DATASET RECORDS:
--
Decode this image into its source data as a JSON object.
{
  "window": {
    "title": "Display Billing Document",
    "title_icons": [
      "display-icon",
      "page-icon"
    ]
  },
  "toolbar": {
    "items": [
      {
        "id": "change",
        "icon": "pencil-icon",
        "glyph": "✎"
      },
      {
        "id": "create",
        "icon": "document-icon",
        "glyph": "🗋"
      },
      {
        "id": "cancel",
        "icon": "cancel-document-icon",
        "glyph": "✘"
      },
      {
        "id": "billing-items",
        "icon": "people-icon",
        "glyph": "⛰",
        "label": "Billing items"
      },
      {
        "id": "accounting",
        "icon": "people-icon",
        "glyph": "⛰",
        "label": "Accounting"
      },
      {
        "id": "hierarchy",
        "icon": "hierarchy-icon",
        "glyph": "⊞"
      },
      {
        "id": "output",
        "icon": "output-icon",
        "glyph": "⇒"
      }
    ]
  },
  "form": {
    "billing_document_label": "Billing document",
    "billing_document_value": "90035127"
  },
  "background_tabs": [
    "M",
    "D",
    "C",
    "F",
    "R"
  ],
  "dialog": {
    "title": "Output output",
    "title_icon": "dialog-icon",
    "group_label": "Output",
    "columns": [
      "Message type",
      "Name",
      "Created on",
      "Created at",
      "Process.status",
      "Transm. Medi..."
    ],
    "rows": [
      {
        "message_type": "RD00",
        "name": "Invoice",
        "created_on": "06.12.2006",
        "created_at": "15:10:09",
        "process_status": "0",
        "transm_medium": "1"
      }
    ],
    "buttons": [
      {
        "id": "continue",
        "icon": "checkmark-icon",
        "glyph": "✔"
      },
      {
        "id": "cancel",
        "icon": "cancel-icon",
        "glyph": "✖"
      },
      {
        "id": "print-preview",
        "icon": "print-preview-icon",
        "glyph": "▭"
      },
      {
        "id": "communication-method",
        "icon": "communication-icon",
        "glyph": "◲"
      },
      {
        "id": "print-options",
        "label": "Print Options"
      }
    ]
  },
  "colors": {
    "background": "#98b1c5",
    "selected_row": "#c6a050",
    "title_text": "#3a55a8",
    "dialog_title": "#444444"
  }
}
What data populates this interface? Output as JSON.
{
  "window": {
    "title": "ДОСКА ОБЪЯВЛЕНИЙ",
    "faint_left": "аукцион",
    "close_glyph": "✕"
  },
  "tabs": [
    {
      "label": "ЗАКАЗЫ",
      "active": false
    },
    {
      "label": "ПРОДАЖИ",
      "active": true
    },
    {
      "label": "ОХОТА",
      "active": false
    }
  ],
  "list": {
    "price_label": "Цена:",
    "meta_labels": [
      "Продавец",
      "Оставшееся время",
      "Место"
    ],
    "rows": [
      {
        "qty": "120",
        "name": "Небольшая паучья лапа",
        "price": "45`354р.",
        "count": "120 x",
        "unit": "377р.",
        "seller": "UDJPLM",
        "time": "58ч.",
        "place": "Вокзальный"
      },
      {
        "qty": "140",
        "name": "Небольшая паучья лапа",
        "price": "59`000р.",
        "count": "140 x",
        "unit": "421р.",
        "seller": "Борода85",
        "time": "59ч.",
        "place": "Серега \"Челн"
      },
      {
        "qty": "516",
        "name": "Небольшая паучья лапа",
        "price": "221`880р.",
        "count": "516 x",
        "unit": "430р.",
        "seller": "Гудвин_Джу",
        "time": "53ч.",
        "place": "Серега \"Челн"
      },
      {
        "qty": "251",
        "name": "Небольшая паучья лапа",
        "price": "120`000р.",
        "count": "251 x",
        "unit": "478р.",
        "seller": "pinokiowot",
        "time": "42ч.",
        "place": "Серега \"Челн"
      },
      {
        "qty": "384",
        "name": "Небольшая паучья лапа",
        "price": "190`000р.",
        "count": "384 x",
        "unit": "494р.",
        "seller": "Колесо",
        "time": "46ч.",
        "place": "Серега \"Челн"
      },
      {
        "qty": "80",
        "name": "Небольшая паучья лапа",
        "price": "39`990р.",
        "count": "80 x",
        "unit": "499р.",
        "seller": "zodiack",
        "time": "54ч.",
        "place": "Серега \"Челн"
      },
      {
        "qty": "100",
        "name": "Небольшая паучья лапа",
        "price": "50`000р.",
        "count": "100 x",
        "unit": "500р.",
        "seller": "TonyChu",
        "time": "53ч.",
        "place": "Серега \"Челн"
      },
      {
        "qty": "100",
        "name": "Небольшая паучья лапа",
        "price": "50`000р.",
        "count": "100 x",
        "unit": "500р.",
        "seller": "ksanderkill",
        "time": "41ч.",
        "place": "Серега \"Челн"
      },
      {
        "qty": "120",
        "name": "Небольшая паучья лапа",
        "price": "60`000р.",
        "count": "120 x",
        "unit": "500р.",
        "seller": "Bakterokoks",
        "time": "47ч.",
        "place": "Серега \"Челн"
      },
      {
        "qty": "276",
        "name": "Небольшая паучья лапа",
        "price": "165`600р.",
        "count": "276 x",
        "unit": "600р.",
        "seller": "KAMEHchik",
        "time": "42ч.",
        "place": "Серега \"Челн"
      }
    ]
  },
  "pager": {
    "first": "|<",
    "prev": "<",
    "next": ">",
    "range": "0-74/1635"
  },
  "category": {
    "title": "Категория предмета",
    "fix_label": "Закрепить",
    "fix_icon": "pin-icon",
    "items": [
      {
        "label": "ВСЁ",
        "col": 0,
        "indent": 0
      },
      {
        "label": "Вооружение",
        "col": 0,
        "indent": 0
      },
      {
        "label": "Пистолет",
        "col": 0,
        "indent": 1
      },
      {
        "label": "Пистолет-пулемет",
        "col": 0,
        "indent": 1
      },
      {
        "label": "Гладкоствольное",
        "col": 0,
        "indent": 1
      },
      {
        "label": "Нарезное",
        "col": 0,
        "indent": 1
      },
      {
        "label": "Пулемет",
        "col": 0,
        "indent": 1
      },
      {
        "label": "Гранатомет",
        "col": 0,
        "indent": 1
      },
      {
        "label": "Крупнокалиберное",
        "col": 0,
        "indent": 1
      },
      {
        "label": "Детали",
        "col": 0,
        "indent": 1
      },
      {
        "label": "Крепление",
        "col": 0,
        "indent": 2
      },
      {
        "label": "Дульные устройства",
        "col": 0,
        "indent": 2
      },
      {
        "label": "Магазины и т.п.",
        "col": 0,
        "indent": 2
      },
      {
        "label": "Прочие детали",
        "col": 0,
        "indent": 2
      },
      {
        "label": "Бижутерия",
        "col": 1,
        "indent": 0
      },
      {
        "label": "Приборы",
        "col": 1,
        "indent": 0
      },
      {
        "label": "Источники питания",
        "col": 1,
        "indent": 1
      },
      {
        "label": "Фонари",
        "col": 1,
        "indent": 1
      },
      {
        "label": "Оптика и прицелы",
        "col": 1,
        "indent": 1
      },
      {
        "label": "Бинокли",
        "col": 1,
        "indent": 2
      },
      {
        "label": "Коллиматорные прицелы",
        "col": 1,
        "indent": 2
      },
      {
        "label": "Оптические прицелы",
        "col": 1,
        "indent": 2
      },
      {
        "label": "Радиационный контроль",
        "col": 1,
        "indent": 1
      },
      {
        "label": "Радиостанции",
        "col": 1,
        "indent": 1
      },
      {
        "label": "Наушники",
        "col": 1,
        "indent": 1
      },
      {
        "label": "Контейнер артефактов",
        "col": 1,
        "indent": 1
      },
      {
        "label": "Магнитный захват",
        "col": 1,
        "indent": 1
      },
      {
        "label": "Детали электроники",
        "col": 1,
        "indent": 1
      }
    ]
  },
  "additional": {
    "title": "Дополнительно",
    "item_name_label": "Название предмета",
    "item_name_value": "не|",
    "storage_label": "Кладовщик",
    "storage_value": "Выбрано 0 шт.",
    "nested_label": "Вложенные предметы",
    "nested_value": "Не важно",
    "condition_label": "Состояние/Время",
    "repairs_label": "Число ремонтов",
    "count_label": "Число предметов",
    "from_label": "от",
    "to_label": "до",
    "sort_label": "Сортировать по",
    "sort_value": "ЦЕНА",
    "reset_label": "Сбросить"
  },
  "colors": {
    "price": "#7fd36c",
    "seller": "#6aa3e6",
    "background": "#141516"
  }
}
--
AIM OF THE EXERCISE: Extract all lines from the data in which "предмета" is found.

THE ANSWER:
    "title": "Категория предмета",
    "item_name_label": "Название предмета",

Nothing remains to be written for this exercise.